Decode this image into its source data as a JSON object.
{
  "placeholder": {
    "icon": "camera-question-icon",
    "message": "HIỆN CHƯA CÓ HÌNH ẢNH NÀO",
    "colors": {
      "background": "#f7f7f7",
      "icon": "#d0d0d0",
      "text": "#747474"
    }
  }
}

▶ **Written instruction**
The listing above should be transcribed in full, exactly as written.

▶ **The completed task**
Decode this image into its source data as a JSON object.
{
  "placeholder": {
    "icon": "camera-question-icon",
    "message": "HIỆN CHƯA CÓ HÌNH ẢNH NÀO",
    "colors": {
      "background": "#f7f7f7",
      "icon": "#d0d0d0",
      "text": "#747474"
    }
  }
}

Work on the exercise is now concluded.